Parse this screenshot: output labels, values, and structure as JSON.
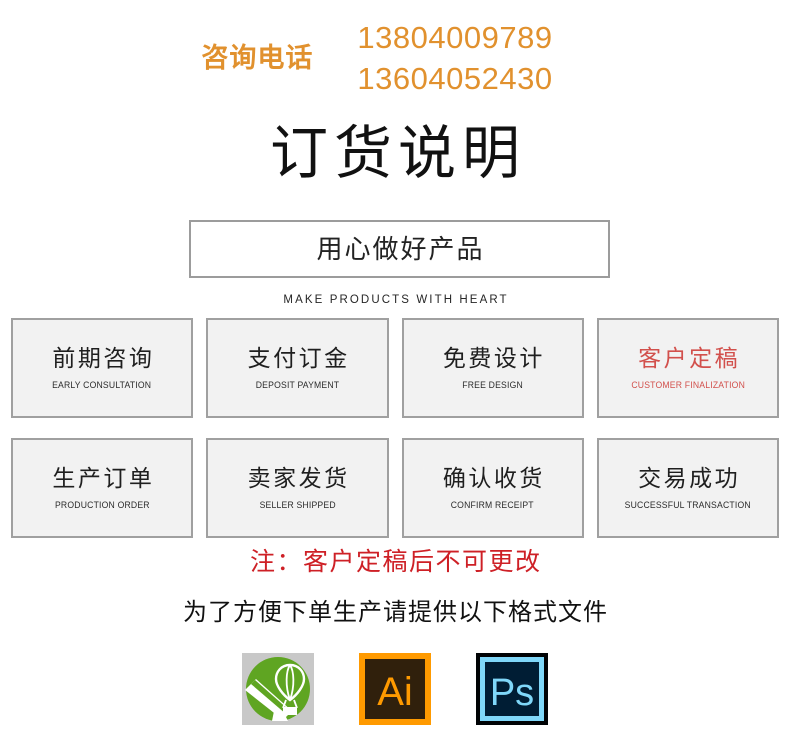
{
  "header": {
    "contact_label": "咨询电话",
    "phones": [
      "13804009789",
      "13604052430"
    ],
    "accent_color": "#E1912E"
  },
  "title": {
    "main": "订货说明",
    "slogan_cn": "用心做好产品",
    "slogan_en": "MAKE PRODUCTS WITH HEART"
  },
  "steps": [
    {
      "cn": "前期咨询",
      "en": "EARLY CONSULTATION",
      "highlight": false
    },
    {
      "cn": "支付订金",
      "en": "DEPOSIT PAYMENT",
      "highlight": false
    },
    {
      "cn": "免费设计",
      "en": "FREE DESIGN",
      "highlight": false
    },
    {
      "cn": "客户定稿",
      "en": "CUSTOMER FINALIZATION",
      "highlight": true
    },
    {
      "cn": "生产订单",
      "en": "PRODUCTION ORDER",
      "highlight": false
    },
    {
      "cn": "卖家发货",
      "en": "SELLER SHIPPED",
      "highlight": false
    },
    {
      "cn": "确认收货",
      "en": "CONFIRM RECEIPT",
      "highlight": false
    },
    {
      "cn": "交易成功",
      "en": "SUCCESSFUL TRANSACTION",
      "highlight": false
    }
  ],
  "notes": {
    "warning": "注：客户定稿后不可更改",
    "warning_color": "#CE2026",
    "formats_hint": "为了方便下单生产请提供以下格式文件"
  },
  "format_icons": [
    {
      "name": "coreldraw-icon",
      "label": "CorelDRAW",
      "bg": "#c8c8c8",
      "fg": "#5FA522"
    },
    {
      "name": "illustrator-icon",
      "label": "Ai",
      "bg": "#30200C",
      "fg": "#FF9A00",
      "border": "#FF9A00"
    },
    {
      "name": "photoshop-icon",
      "label": "Ps",
      "bg": "#001D34",
      "fg": "#7FD7F9",
      "border": "#7FD7F9"
    }
  ],
  "palette": {
    "box_border": "#a0a0a0",
    "box_fill": "#f2f2f2",
    "highlight_red": "#D2504C"
  }
}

^^^^^^^^^^^^^^^^

Gather each line holding the string "name".

      "name": "coreldraw-icon",
      "name": "illustrator-icon",
      "name": "photoshop-icon",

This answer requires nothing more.